→ What you need to do
Only lines holding the word "Auswärtigen" should be copied from the material.

* * * * * * *

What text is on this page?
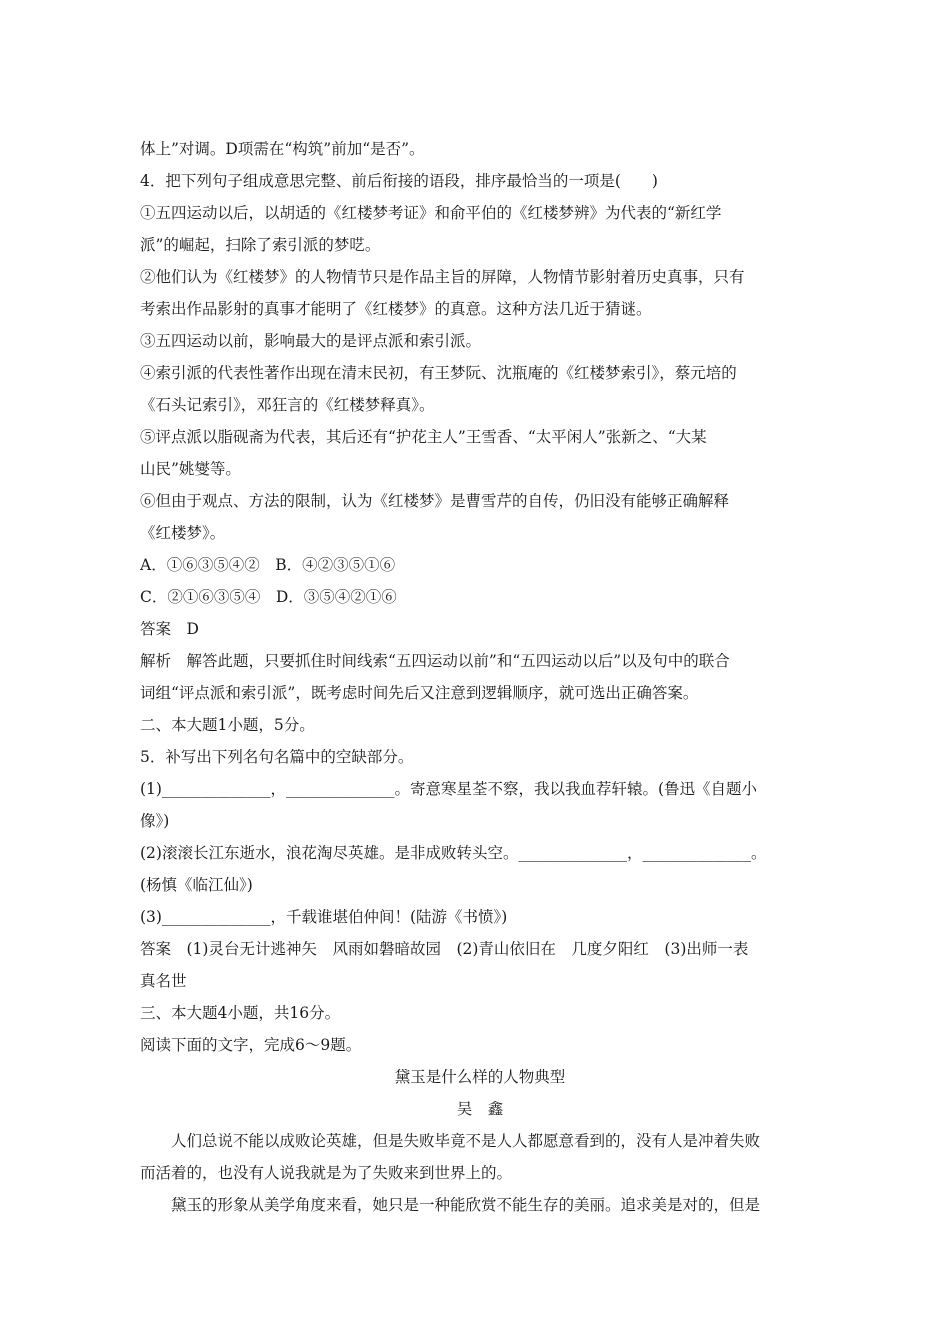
体上”对调。D项需在“构筑”前加“是否”。
4．把下列句子组成意思完整、前后衔接的语段，排序最恰当的一项是(　　)
①五四运动以后，以胡适的《红楼梦考证》和俞平伯的《红楼梦辨》为代表的“新红学
派”的崛起，扫除了索引派的梦呓。
②他们认为《红楼梦》的人物情节只是作品主旨的屏障，人物情节影射着历史真事，只有
考索出作品影射的真事才能明了《红楼梦》的真意。这种方法几近于猜谜。
③五四运动以前，影响最大的是评点派和索引派。
④索引派的代表性著作出现在清末民初，有王梦阮、沈瓶庵的《红楼梦索引》，蔡元培的
《石头记索引》，邓狂言的《红楼梦释真》。
⑤评点派以脂砚斋为代表，其后还有“护花主人”王雪香、“太平闲人”张新之、“大某
山民”姚燮等。
⑥但由于观点、方法的限制，认为《红楼梦》是曹雪芹的自传，仍旧没有能够正确解释
《红楼梦》。
A．①⑥③⑤④②　B．④②③⑤①⑥
C．②①⑥③⑤④　D．③⑤④②①⑥
答案　D
解析　解答此题，只要抓住时间线索“五四运动以前”和“五四运动以后”以及句中的联合
词组“评点派和索引派”，既考虑时间先后又注意到逻辑顺序，就可选出正确答案。
二、本大题1小题，5分。
5．补写出下列名句名篇中的空缺部分。
(1)______________，______________。寄意寒星荃不察，我以我血荐轩辕。(鲁迅《自题小
像》)
(2)滚滚长江东逝水，浪花淘尽英雄。是非成败转头空。______________，______________。
(杨慎《临江仙》)
(3)______________，千载谁堪伯仲间！(陆游《书愤》)
答案　(1)灵台无计逃神矢　风雨如磐暗故园　(2)青山依旧在　几度夕阳红　(3)出师一表
真名世
三、本大题4小题，共16分。
阅读下面的文字，完成6～9题。
黛玉是什么样的人物典型
吴　鑫
人们总说不能以成败论英雄，但是失败毕竟不是人人都愿意看到的，没有人是冲着失败
而活着的，也没有人说我就是为了失败来到世界上的。
黛玉的形象从美学角度来看，她只是一种能欣赏不能生存的美丽。追求美是对的，但是
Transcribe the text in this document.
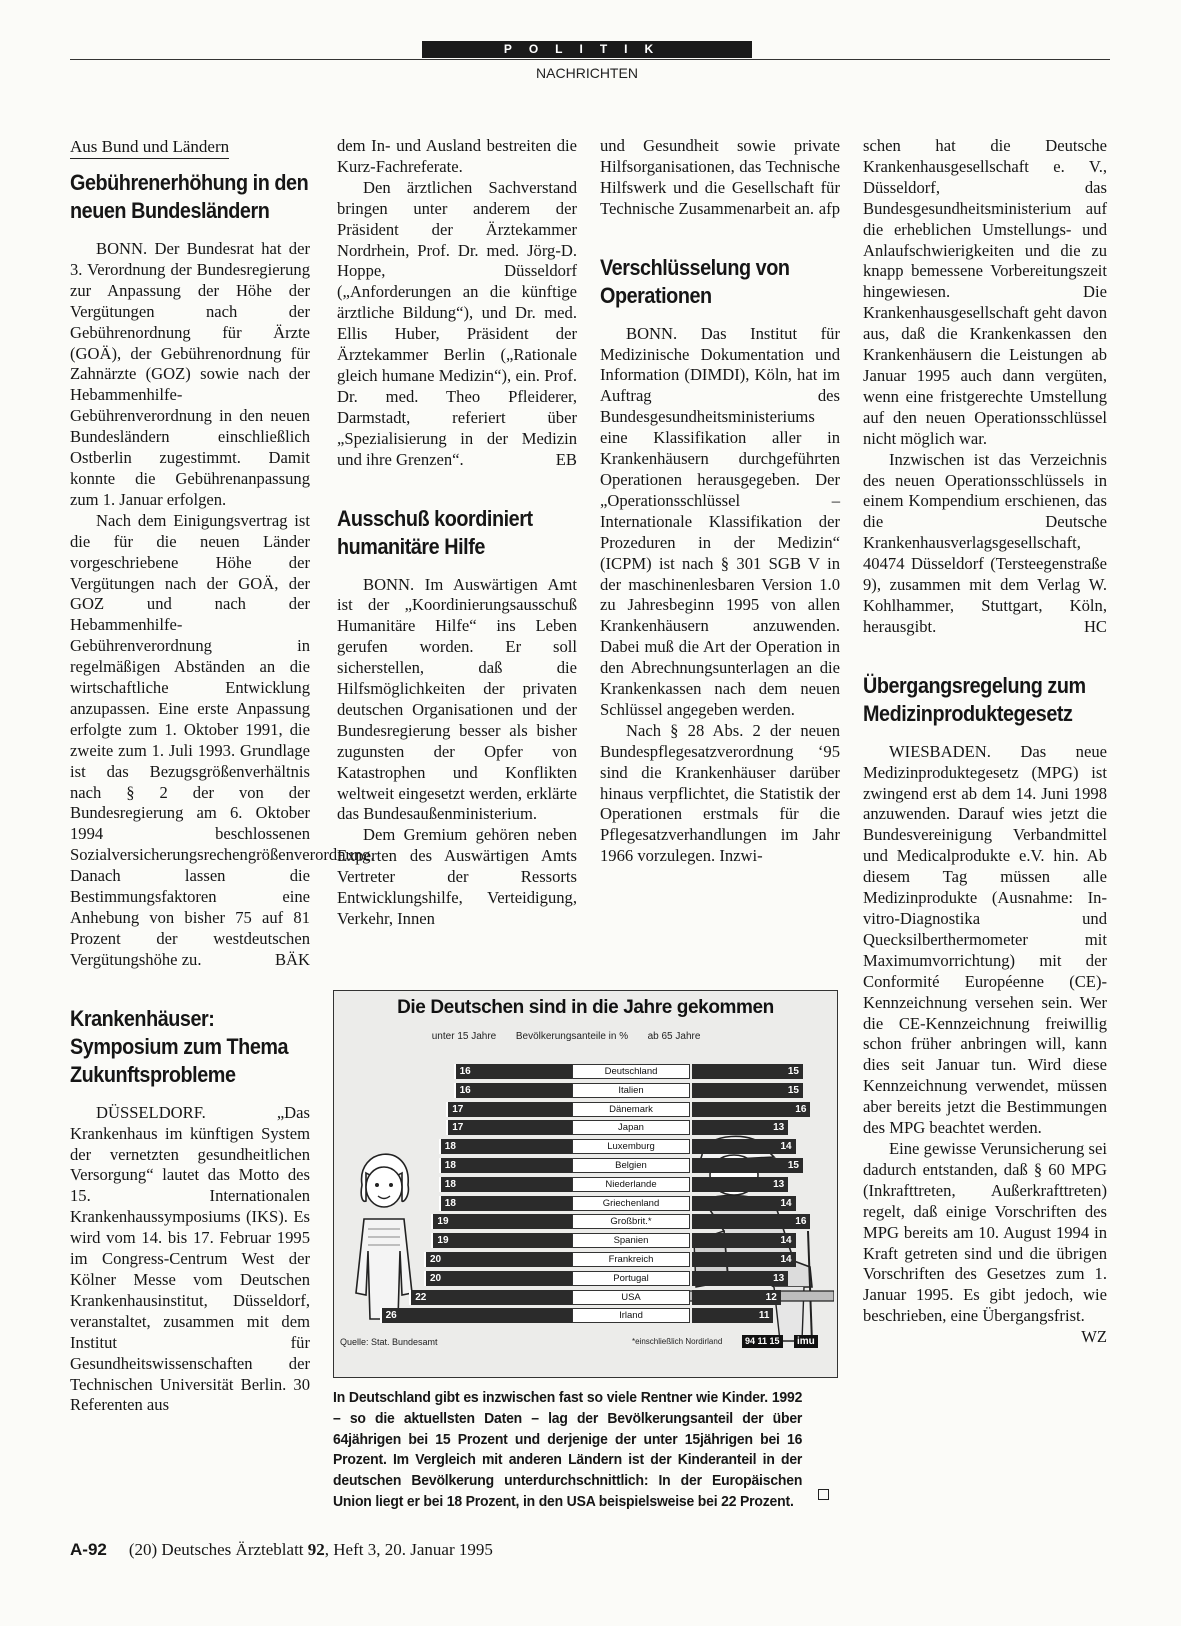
POLITIK
NACHRICHTEN
Aus Bund und Ländern
Gebührenerhöhung in den neuen Bundesländern

BONN. Der Bundesrat hat der 3. Verordnung der Bundesregierung zur Anpassung der Höhe der Vergütungen nach der Gebührenordnung für Ärzte (GOÄ), der Gebührenordnung für Zahnärzte (GOZ) sowie nach der Hebammenhilfe-Gebührenverordnung in den neuen Bundesländern einschließlich Ostberlin zugestimmt. Damit konnte die Gebührenanpassung zum 1. Januar erfolgen.

Nach dem Einigungsvertrag ist die für die neuen Länder vorgeschriebene Höhe der Vergütungen nach der GOÄ, der GOZ und nach der Hebammenhilfe-Gebührenverordnung in regelmäßigen Abständen an die wirtschaftliche Entwicklung anzupassen. Eine erste Anpassung erfolgte zum 1. Oktober 1991, die zweite zum 1. Juli 1993. Grundlage ist das Bezugsgrößenverhältnis nach § 2 der von der Bundesregierung am 6. Oktober 1994 beschlossenen Sozialversicherungsrechengrößenverordnung. Danach lassen die Bestimmungsfaktoren eine Anhebung von bisher 75 auf 81 Prozent der westdeutschen Vergütungshöhe zu.	BÄK

Krankenhäuser: Symposium zum Thema Zukunftsprobleme

DÜSSELDORF. „Das Krankenhaus im künftigen System der vernetzten gesundheitlichen Versorgung“ lautet das Motto des 15. Internationalen Krankenhaussymposiums (IKS). Es wird vom 14. bis 17. Februar 1995 im Congress-Centrum West der Kölner Messe vom Deutschen Krankenhausinstitut, Düsseldorf, veranstaltet, zusammen mit dem Institut für Gesundheitswissenschaften der Technischen Universität Berlin. 30 Referenten aus

dem In- und Ausland bestreiten die Kurz-Fachreferate.

Den ärztlichen Sachverstand bringen unter anderem der Präsident der Ärztekammer Nordrhein, Prof. Dr. med. Jörg-D. Hoppe, Düsseldorf („Anforderungen an die künftige ärztliche Bildung“), und Dr. med. Ellis Huber, Präsident der Ärztekammer Berlin („Rationale gleich humane Medizin“), ein. Prof. Dr. med. Theo Pfleiderer, Darmstadt, referiert über „Spezialisierung in der Medizin und ihre Grenzen“.	EB

Ausschuß koordiniert humanitäre Hilfe

BONN. Im Auswärtigen Amt ist der „Koordinierungsausschuß Humanitäre Hilfe“ ins Leben gerufen worden. Er soll sicherstellen, daß die Hilfsmöglichkeiten der privaten deutschen Organisationen und der Bundesregierung besser als bisher zugunsten der Opfer von Katastrophen und Konflikten weltweit eingesetzt werden, erklärte das Bundesaußenministerium.

Dem Gremium gehören neben Experten des Auswärtigen Amts Vertreter der Ressorts Entwicklungshilfe, Verteidigung, Verkehr, Innen

und Gesundheit sowie private Hilfsorganisationen, das Technische Hilfswerk und die Gesellschaft für Technische Zusammenarbeit an. afp

Verschlüsselung von Operationen

BONN. Das Institut für Medizinische Dokumentation und Information (DIMDI), Köln, hat im Auftrag des Bundesgesundheitsministeriums eine Klassifikation aller in Krankenhäusern durchgeführten Operationen herausgegeben. Der „Operationsschlüssel – Internationale Klassifikation der Prozeduren in der Medizin“ (ICPM) ist nach § 301 SGB V in der maschinenlesbaren Version 1.0 zu Jahresbeginn 1995 von allen Krankenhäusern anzuwenden. Dabei muß die Art der Operation in den Abrechnungsunterlagen an die Krankenkassen nach dem neuen Schlüssel angegeben werden.

Nach § 28 Abs. 2 der neuen Bundespflegesatzverordnung ‘95 sind die Krankenhäuser darüber hinaus verpflichtet, die Statistik der Operationen erstmals für die Pflegesatzverhandlungen im Jahr 1966 vorzulegen. Inzwi-

schen hat die Deutsche Krankenhausgesellschaft e. V., Düsseldorf, das Bundesgesundheitsministerium auf die erheblichen Umstellungs- und Anlaufschwierigkeiten und die zu knapp bemessene Vorbereitungszeit hingewiesen. Die Krankenhausgesellschaft geht davon aus, daß die Krankenkassen den Krankenhäusern die Leistungen ab Januar 1995 auch dann vergüten, wenn eine fristgerechte Umstellung auf den neuen Operationsschlüssel nicht möglich war.

Inzwischen ist das Verzeichnis des neuen Operationsschlüssels in einem Kompendium erschienen, das die Deutsche Krankenhausverlagsgesellschaft, 40474 Düsseldorf (Tersteegenstraße 9), zusammen mit dem Verlag W. Kohlhammer, Stuttgart, Köln, herausgibt.	HC

Übergangsregelung zum Medizinproduktegesetz

WIESBADEN. Das neue Medizinproduktegesetz (MPG) ist zwingend erst ab dem 14. Juni 1998 anzuwenden. Darauf wies jetzt die Bundesvereinigung Verbandmittel und Medicalprodukte e.V. hin. Ab diesem Tag müssen alle Medizinprodukte (Ausnahme: In-vitro-Diagnostika und Quecksilberthermometer mit Maximumvorrichtung) mit der Conformité Européenne (CE)-Kennzeichnung versehen sein. Wer die CE-Kennzeichnung freiwillig schon früher anbringen will, kann dies seit Januar tun. Wird diese Kennzeichnung verwendet, müssen aber bereits jetzt die Bestimmungen des MPG beachtet werden.

Eine gewisse Verunsicherung sei dadurch entstanden, daß § 60 MPG (Inkrafttreten, Außerkrafttreten) regelt, daß einige Vorschriften des MPG bereits am 10. August 1994 in Kraft getreten sind und die übrigen Vorschriften des Gesetzes zum 1. Januar 1995. Es gibt jedoch, wie beschrieben, eine Übergangsfrist.
WZ

Die Deutschen sind in die Jahre gekommen
unter 15 Jahre	Bevölkerungsanteile in %	ab 65 Jahre
16	Deutschland	15
16	Italien	15
17	Dänemark	16
17	Japan	13
18	Luxemburg	14
18	Belgien	15
18	Niederlande	13
18	Griechenland	14
19	Großbrit.*	16
19	Spanien	14
20	Frankreich	14
20	Portugal	13
22	USA	12
26	Irland	11
Quelle: Stat. Bundesamt	*einschließlich Nordirland	94 11 15	imu
In Deutschland gibt es inzwischen fast so viele Rentner wie Kinder. 1992 – so die aktuellsten Daten – lag der Bevölkerungsanteil der über 64jährigen bei 15 Prozent und derjenige der unter 15jährigen bei 16 Prozent. Im Vergleich mit anderen Ländern ist der Kinderanteil in der deutschen Bevölkerung unterdurchschnittlich: In der Europäischen Union liegt er bei 18 Prozent, in den USA beispielsweise bei 22 Prozent.
A-92 (20) Deutsches Ärzteblatt 92, Heft 3, 20. Januar 1995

* * * * * * *

→ Expected output
BONN. Im Auswärtigen Amt ist der „Koordinierungsausschuß Humanitäre Hilfe“ ins Leben gerufen worden. Er soll sicherstellen, daß die Hilfsmöglichkeiten der privaten deutschen Organisationen und der Bundesregierung besser als bisher zugunsten der Opfer von Katastrophen und Konflikten weltweit eingesetzt werden, erklärte das Bundesaußenministerium.
Dem Gremium gehören neben Experten des Auswärtigen Amts Vertreter der Ressorts Entwicklungshilfe, Verteidigung, Verkehr, Innen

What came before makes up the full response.